◆ Goal of the exercise: Where a line holds the word "TradingView", copy that line.

Dataset records on visual material:
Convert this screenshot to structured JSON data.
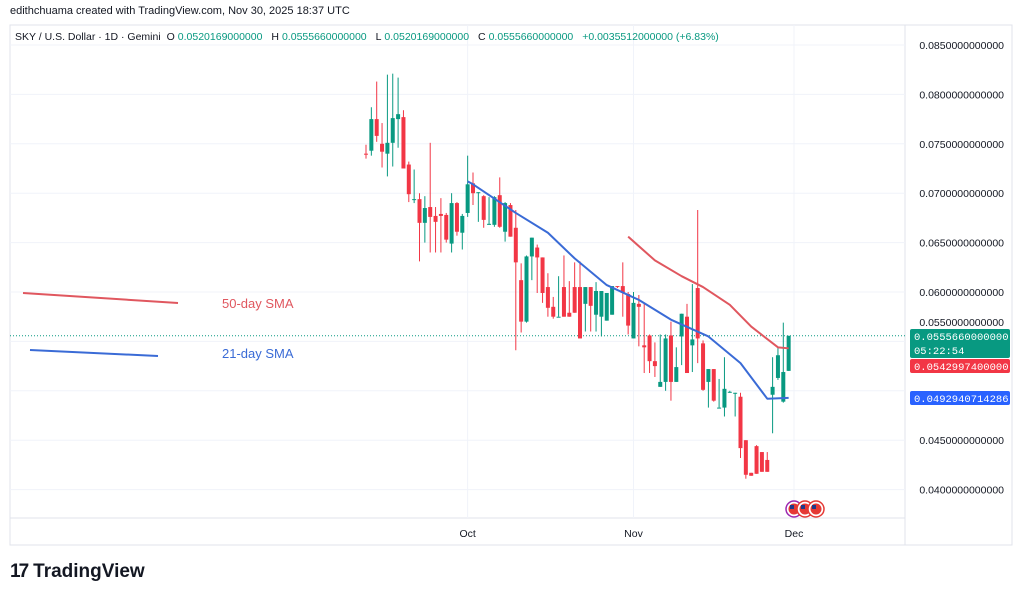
{
  "credit": "edithchuama created with TradingView.com, Nov 30, 2025 18:37 UTC",
  "legend": {
    "symbol": "SKY / U.S. Dollar · 1D · Gemini",
    "o_label": "O",
    "o": "0.0520169000000",
    "h_label": "H",
    "h": "0.0555660000000",
    "l_label": "L",
    "l": "0.0520169000000",
    "c_label": "C",
    "c": "0.0555660000000",
    "change": "+0.0035512000000 (+6.83%)"
  },
  "logo": "TradingView",
  "colors": {
    "up": "#089981",
    "down": "#f23645",
    "sma21": "#3a6bd6",
    "sma50": "#e0575f"
  },
  "price_labels": {
    "last": "0.0555660000000",
    "countdown": "05:22:54",
    "sma50": "0.0542997400000",
    "sma21": "0.0492940714286"
  },
  "annotations": {
    "sma50": "50-day SMA",
    "sma21": "21-day SMA"
  },
  "event_icons": [
    "us-flag-icon",
    "us-flag-icon",
    "us-flag-icon"
  ],
  "chart_data": {
    "type": "candlestick",
    "interval": "1D",
    "ylim": [
      0.0365,
      0.088
    ],
    "y_ticks": [
      "0.0850000000000",
      "0.0800000000000",
      "0.0750000000000",
      "0.0700000000000",
      "0.0650000000000",
      "0.0600000000000",
      "0.0550000000000",
      "0.0500000000000",
      "0.0450000000000",
      "0.0400000000000"
    ],
    "y_tick_values": [
      0.085,
      0.08,
      0.075,
      0.07,
      0.065,
      0.06,
      0.055,
      0.05,
      0.045,
      0.04
    ],
    "x_ticks": [
      {
        "label": "Oct",
        "date": "Oct 1"
      },
      {
        "label": "Nov",
        "date": "Nov 1"
      },
      {
        "label": "Dec",
        "date": "Dec 1"
      }
    ],
    "grid": true,
    "candles_fields": [
      "date",
      "open",
      "high",
      "low",
      "close"
    ],
    "candles": [
      [
        "Sep 12",
        0.074,
        0.0749,
        0.0735,
        0.0739
      ],
      [
        "Sep 13",
        0.0743,
        0.0787,
        0.0738,
        0.0775
      ],
      [
        "Sep 14",
        0.0775,
        0.0813,
        0.0752,
        0.0758
      ],
      [
        "Sep 15",
        0.075,
        0.0771,
        0.0726,
        0.0742
      ],
      [
        "Sep 16",
        0.074,
        0.082,
        0.0717,
        0.0751
      ],
      [
        "Sep 17",
        0.0751,
        0.0821,
        0.0727,
        0.0776
      ],
      [
        "Sep 18",
        0.0775,
        0.0817,
        0.0746,
        0.078
      ],
      [
        "Sep 19",
        0.0777,
        0.0784,
        0.0725,
        0.0725
      ],
      [
        "Sep 20",
        0.0729,
        0.0732,
        0.0691,
        0.0699
      ],
      [
        "Sep 21",
        0.0693,
        0.0724,
        0.069,
        0.0694
      ],
      [
        "Sep 22",
        0.0694,
        0.07,
        0.0631,
        0.067
      ],
      [
        "Sep 23",
        0.067,
        0.0697,
        0.065,
        0.0685
      ],
      [
        "Sep 24",
        0.0686,
        0.0751,
        0.064,
        0.0676
      ],
      [
        "Sep 25",
        0.0677,
        0.0686,
        0.064,
        0.0671
      ],
      [
        "Sep 26",
        0.0679,
        0.0695,
        0.064,
        0.0677
      ],
      [
        "Sep 27",
        0.0678,
        0.068,
        0.065,
        0.0653
      ],
      [
        "Sep 28",
        0.0649,
        0.07,
        0.064,
        0.069
      ],
      [
        "Sep 29",
        0.069,
        0.0691,
        0.0657,
        0.0661
      ],
      [
        "Sep 30",
        0.066,
        0.0679,
        0.0643,
        0.0677
      ],
      [
        "Oct 1",
        0.068,
        0.0738,
        0.0676,
        0.0709
      ],
      [
        "Oct 2",
        0.071,
        0.0721,
        0.0688,
        0.07
      ],
      [
        "Oct 3",
        0.07,
        0.0701,
        0.0671,
        0.0701
      ],
      [
        "Oct 4",
        0.0697,
        0.0698,
        0.0665,
        0.0673
      ],
      [
        "Oct 5",
        0.0669,
        0.0696,
        0.0668,
        0.0669
      ],
      [
        "Oct 6",
        0.0668,
        0.0697,
        0.0666,
        0.0696
      ],
      [
        "Oct 7",
        0.0698,
        0.0716,
        0.0665,
        0.0666
      ],
      [
        "Oct 8",
        0.0661,
        0.0691,
        0.0651,
        0.069
      ],
      [
        "Oct 9",
        0.0688,
        0.069,
        0.0656,
        0.0656
      ],
      [
        "Oct 10",
        0.0665,
        0.0683,
        0.0541,
        0.063
      ],
      [
        "Oct 11",
        0.0612,
        0.0629,
        0.0559,
        0.057
      ],
      [
        "Oct 12",
        0.057,
        0.0637,
        0.0569,
        0.0636
      ],
      [
        "Oct 13",
        0.0636,
        0.0655,
        0.0612,
        0.0655
      ],
      [
        "Oct 14",
        0.0645,
        0.0648,
        0.0599,
        0.0635
      ],
      [
        "Oct 15",
        0.0635,
        0.0635,
        0.0589,
        0.0599
      ],
      [
        "Oct 16",
        0.0605,
        0.0619,
        0.0575,
        0.0584
      ],
      [
        "Oct 17",
        0.0585,
        0.0595,
        0.0573,
        0.0575
      ],
      [
        "Oct 18",
        0.0575,
        0.0616,
        0.0575,
        0.0575
      ],
      [
        "Oct 19",
        0.0605,
        0.0637,
        0.0575,
        0.0575
      ],
      [
        "Oct 20",
        0.0579,
        0.0611,
        0.0575,
        0.0575
      ],
      [
        "Oct 21",
        0.0605,
        0.063,
        0.0579,
        0.0579
      ],
      [
        "Oct 22",
        0.0605,
        0.0631,
        0.0553,
        0.0553
      ],
      [
        "Oct 23",
        0.0588,
        0.0605,
        0.056,
        0.0605
      ],
      [
        "Oct 24",
        0.0605,
        0.0605,
        0.056,
        0.0586
      ],
      [
        "Oct 25",
        0.0577,
        0.061,
        0.056,
        0.0601
      ],
      [
        "Oct 26",
        0.0575,
        0.0601,
        0.0555,
        0.0601
      ],
      [
        "Oct 27",
        0.0571,
        0.0599,
        0.0571,
        0.0599
      ],
      [
        "Oct 28",
        0.0577,
        0.0606,
        0.0577,
        0.0606
      ],
      [
        "Oct 29",
        0.0606,
        0.0606,
        0.0604,
        0.0605
      ],
      [
        "Oct 30",
        0.0606,
        0.063,
        0.0575,
        0.0599
      ],
      [
        "Oct 31",
        0.0598,
        0.06,
        0.0557,
        0.0566
      ],
      [
        "Nov 1",
        0.0553,
        0.06,
        0.0553,
        0.0589
      ],
      [
        "Nov 2",
        0.0588,
        0.0597,
        0.0545,
        0.0585
      ],
      [
        "Nov 3",
        0.0546,
        0.0588,
        0.0518,
        0.0544
      ],
      [
        "Nov 4",
        0.0556,
        0.0557,
        0.0518,
        0.053
      ],
      [
        "Nov 5",
        0.053,
        0.0549,
        0.0514,
        0.0525
      ],
      [
        "Nov 6",
        0.0504,
        0.0557,
        0.0504,
        0.0509
      ],
      [
        "Nov 7",
        0.0509,
        0.0557,
        0.05,
        0.0553
      ],
      [
        "Nov 8",
        0.0556,
        0.057,
        0.049,
        0.0509
      ],
      [
        "Nov 9",
        0.0509,
        0.0544,
        0.0509,
        0.0524
      ],
      [
        "Nov 10",
        0.0555,
        0.0578,
        0.0526,
        0.0578
      ],
      [
        "Nov 11",
        0.0575,
        0.0588,
        0.0518,
        0.0518
      ],
      [
        "Nov 12",
        0.0546,
        0.0608,
        0.0519,
        0.0552
      ],
      [
        "Nov 13",
        0.0604,
        0.0683,
        0.0528,
        0.0553
      ],
      [
        "Nov 14",
        0.0548,
        0.0551,
        0.05,
        0.0501
      ],
      [
        "Nov 15",
        0.0509,
        0.0522,
        0.0483,
        0.0522
      ],
      [
        "Nov 16",
        0.0522,
        0.0522,
        0.0489,
        0.049
      ],
      [
        "Nov 17",
        0.0483,
        0.0512,
        0.0483,
        0.0483
      ],
      [
        "Nov 18",
        0.0483,
        0.0534,
        0.0474,
        0.0502
      ],
      [
        "Nov 19",
        0.0499,
        0.05,
        0.0498,
        0.0499
      ],
      [
        "Nov 20",
        0.0498,
        0.0498,
        0.0474,
        0.0498
      ],
      [
        "Nov 21",
        0.0494,
        0.0498,
        0.0432,
        0.0442
      ],
      [
        "Nov 22",
        0.045,
        0.045,
        0.0411,
        0.0415
      ],
      [
        "Nov 23",
        0.0417,
        0.0417,
        0.0414,
        0.0414
      ],
      [
        "Nov 24",
        0.0444,
        0.0445,
        0.0416,
        0.0416
      ],
      [
        "Nov 25",
        0.0438,
        0.0438,
        0.0418,
        0.0418
      ],
      [
        "Nov 26",
        0.043,
        0.0438,
        0.0418,
        0.0418
      ],
      [
        "Nov 27",
        0.0496,
        0.0534,
        0.0457,
        0.0504
      ],
      [
        "Nov 28",
        0.0513,
        0.0544,
        0.0511,
        0.0536
      ],
      [
        "Nov 29",
        0.0489,
        0.0569,
        0.0488,
        0.0519
      ],
      [
        "Nov 30",
        0.0520169,
        0.055566,
        0.0520169,
        0.055566
      ]
    ],
    "series": [
      {
        "name": "21-day SMA",
        "points": [
          [
            "Oct 1",
            0.0712
          ],
          [
            "Oct 2",
            0.0709
          ],
          [
            "Oct 10",
            0.068
          ],
          [
            "Oct 16",
            0.066
          ],
          [
            "Oct 21",
            0.0634
          ],
          [
            "Oct 27",
            0.0607
          ],
          [
            "Nov 2",
            0.0592
          ],
          [
            "Nov 8",
            0.0572
          ],
          [
            "Nov 15",
            0.0555
          ],
          [
            "Nov 21",
            0.0528
          ],
          [
            "Nov 26",
            0.0492
          ],
          [
            "Nov 30",
            0.04929
          ]
        ]
      },
      {
        "name": "50-day SMA",
        "points": [
          [
            "Oct 31",
            0.0656
          ],
          [
            "Nov 5",
            0.0632
          ],
          [
            "Nov 10",
            0.0616
          ],
          [
            "Nov 14",
            0.0605
          ],
          [
            "Nov 19",
            0.0587
          ],
          [
            "Nov 23",
            0.0565
          ],
          [
            "Nov 28",
            0.0544
          ],
          [
            "Nov 30",
            0.0543
          ]
        ]
      }
    ]
  }
}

◆ Finished exercise:
  "credit": "edithchuama created with TradingView.com, Nov 30, 2025 18:37 UTC",
  "logo": "TradingView",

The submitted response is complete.